### Data listing
-- BEGIN --

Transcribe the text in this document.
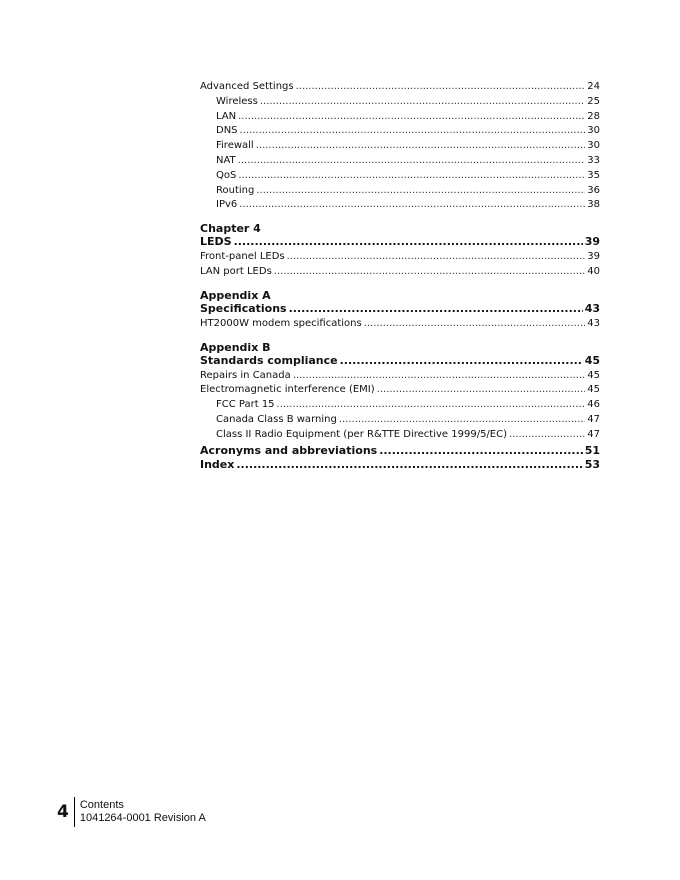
Advanced Settings .....	24
Wireless .....	25
LAN .....	28
DNS .....	30
Firewall .....	30
NAT .....	33
QoS .....	35
Routing .....	36
IPv6 .....	38
Chapter 4
LEDS .....	39
Front-panel LEDs .....	39
LAN port LEDs .....	40
Appendix A
Specifications .....	43
HT2000W modem specifications .....	43
Appendix B
Standards compliance .....	45
Repairs in Canada .....	45
Electromagnetic interference (EMI) .....	45
FCC Part 15 .....	46
Canada Class B warning .....	47
Class II Radio Equipment (per R&TTE Directive 1999/5/EC) .....	47
Acronyms and abbreviations .....	51
Index .....	53
4	Contents
1041264-0001 Revision A
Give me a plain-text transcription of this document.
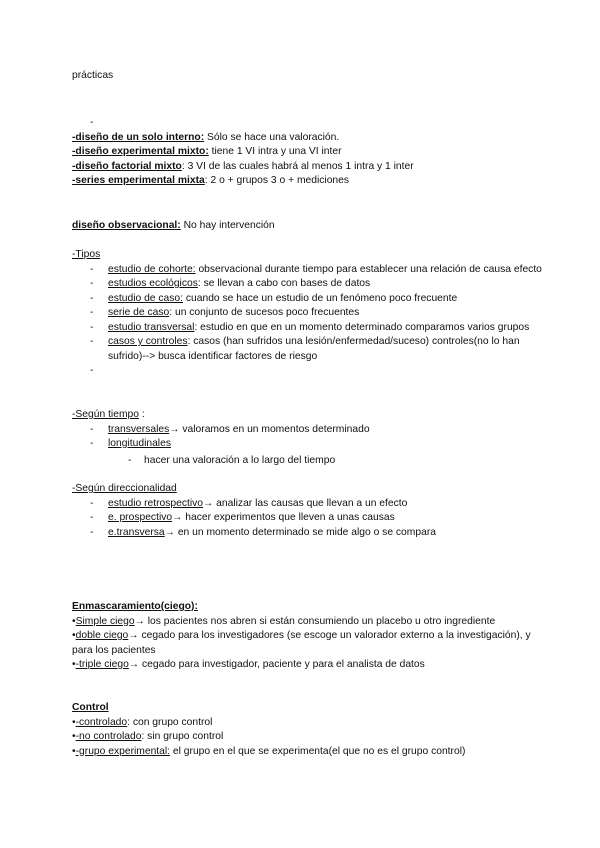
prácticas
-
-diseño de un solo interno: Sólo se hace una valoración.
-diseño experimental mixto: tiene 1 VI intra y una VI inter
-diseño factorial mixto: 3 VI de las cuales habrá al menos 1 intra y 1 inter
-series emperimental mixta: 2 o + grupos 3 o + mediciones
diseño observacional: No hay intervención
-Tipos
- estudio de cohorte: observacional durante tiempo para establecer una relación de causa efecto
- estudios ecológicos: se llevan a cabo con bases de datos
- estudio de caso: cuando se hace un estudio de un fenómeno poco frecuente
- serie de caso: un conjunto de sucesos poco frecuentes
- estudio transversal: estudio en que en un momento determinado comparamos varios grupos
- casos y controles: casos (han sufridos una lesión/enfermedad/suceso) controles(no lo han sufrido)--> busca identificar factores de riesgo
-
-Según tiempo :
- transversales→ valoramos en un momentos determinado
- longitudinales
- hacer una valoración a lo largo del tiempo
-Según direccionalidad
- estudio retrospectivo→ analizar las causas que llevan a un efecto
- e. prospectivo→ hacer experimentos que lleven a unas causas
- e.transversa→ en un momento determinado se mide algo o se compara
Enmascaramiento(ciego):
•Simple ciego→ los pacientes nos abren si están consumiendo un placebo u otro ingrediente
•doble ciego→ cegado para los investigadores (se escoge un valorador externo a la investigación), y para los pacientes
•-triple ciego→ cegado para investigador, paciente y para el analista de datos
Control
•-controlado: con grupo control
•-no controlado: sin grupo control
•-grupo experimental: el grupo en el que se experimenta(el que no es el grupo control)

-- END --

Go through the records and gather the lines that hold "valoración".

### The response
-diseño de un solo interno: Sólo se hace una valoración.
- hacer una valoración a lo largo del tiempo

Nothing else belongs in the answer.